* start *

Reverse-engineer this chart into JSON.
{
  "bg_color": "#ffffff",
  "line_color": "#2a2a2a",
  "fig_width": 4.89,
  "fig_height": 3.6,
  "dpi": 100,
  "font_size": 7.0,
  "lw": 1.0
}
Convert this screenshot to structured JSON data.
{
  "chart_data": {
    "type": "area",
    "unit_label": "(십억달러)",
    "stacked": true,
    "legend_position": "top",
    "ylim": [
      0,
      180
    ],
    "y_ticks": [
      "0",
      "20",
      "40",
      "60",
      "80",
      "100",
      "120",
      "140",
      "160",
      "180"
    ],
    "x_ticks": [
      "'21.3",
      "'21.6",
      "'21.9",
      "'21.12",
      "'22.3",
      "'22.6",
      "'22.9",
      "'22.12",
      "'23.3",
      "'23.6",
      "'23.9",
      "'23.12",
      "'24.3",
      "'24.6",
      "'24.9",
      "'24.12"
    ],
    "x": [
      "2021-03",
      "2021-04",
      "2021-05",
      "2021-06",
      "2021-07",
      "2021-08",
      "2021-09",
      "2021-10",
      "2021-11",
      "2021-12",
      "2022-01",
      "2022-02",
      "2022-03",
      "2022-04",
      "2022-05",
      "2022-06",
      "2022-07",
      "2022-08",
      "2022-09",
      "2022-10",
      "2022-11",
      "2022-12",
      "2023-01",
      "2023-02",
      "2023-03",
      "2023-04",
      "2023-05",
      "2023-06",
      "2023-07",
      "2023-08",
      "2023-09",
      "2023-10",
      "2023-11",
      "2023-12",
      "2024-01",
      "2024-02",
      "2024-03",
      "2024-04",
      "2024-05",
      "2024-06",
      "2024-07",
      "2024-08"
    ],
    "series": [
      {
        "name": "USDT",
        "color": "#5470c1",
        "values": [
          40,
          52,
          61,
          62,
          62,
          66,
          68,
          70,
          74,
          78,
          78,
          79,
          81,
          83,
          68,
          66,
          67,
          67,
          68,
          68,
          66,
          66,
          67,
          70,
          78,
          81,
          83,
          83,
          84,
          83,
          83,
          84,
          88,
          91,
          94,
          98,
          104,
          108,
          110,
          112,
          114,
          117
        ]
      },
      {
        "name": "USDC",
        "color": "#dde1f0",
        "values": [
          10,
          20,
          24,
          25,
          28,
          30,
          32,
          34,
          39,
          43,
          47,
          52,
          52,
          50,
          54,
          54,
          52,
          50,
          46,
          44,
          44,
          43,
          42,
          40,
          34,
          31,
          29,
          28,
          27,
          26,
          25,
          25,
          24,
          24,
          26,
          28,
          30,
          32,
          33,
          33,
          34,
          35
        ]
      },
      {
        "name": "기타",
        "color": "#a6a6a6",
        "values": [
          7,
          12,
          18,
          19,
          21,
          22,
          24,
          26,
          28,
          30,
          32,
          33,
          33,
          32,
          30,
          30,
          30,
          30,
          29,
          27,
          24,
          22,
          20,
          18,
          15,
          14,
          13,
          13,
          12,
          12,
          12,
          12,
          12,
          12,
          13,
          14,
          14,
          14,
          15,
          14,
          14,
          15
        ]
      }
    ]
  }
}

* end *

Extract all lines from the material above that include the word "JSON".

Reverse-engineer this chart into JSON.
Convert this screenshot to structured JSON data.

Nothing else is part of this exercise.